PROBLEM TO WORK ON: Copy out the entries below precisely; nothing is to be omitted.

--- RECORDS FOR THE EXERCISE ---

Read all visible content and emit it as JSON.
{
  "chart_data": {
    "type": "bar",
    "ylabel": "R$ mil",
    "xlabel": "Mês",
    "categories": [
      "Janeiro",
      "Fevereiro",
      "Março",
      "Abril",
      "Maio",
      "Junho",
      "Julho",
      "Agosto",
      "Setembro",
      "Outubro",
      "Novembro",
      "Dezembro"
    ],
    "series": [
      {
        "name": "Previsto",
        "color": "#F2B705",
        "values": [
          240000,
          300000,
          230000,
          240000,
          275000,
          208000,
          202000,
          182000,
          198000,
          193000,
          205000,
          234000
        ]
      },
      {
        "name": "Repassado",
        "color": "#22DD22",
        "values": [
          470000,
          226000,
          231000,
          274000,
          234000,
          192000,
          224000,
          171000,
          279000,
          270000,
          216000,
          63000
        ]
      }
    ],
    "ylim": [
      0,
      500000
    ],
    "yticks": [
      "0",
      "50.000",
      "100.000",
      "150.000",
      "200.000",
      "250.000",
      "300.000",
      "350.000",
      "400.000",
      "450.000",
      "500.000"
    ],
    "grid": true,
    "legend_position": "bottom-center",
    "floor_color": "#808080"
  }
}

---

COMPLETE RESPONSE:
Read all visible content and emit it as JSON.
{
  "chart_data": {
    "type": "bar",
    "ylabel": "R$ mil",
    "xlabel": "Mês",
    "categories": [
      "Janeiro",
      "Fevereiro",
      "Março",
      "Abril",
      "Maio",
      "Junho",
      "Julho",
      "Agosto",
      "Setembro",
      "Outubro",
      "Novembro",
      "Dezembro"
    ],
    "series": [
      {
        "name": "Previsto",
        "color": "#F2B705",
        "values": [
          240000,
          300000,
          230000,
          240000,
          275000,
          208000,
          202000,
          182000,
          198000,
          193000,
          205000,
          234000
        ]
      },
      {
        "name": "Repassado",
        "color": "#22DD22",
        "values": [
          470000,
          226000,
          231000,
          274000,
          234000,
          192000,
          224000,
          171000,
          279000,
          270000,
          216000,
          63000
        ]
      }
    ],
    "ylim": [
      0,
      500000
    ],
    "yticks": [
      "0",
      "50.000",
      "100.000",
      "150.000",
      "200.000",
      "250.000",
      "300.000",
      "350.000",
      "400.000",
      "450.000",
      "500.000"
    ],
    "grid": true,
    "legend_position": "bottom-center",
    "floor_color": "#808080"
  }
}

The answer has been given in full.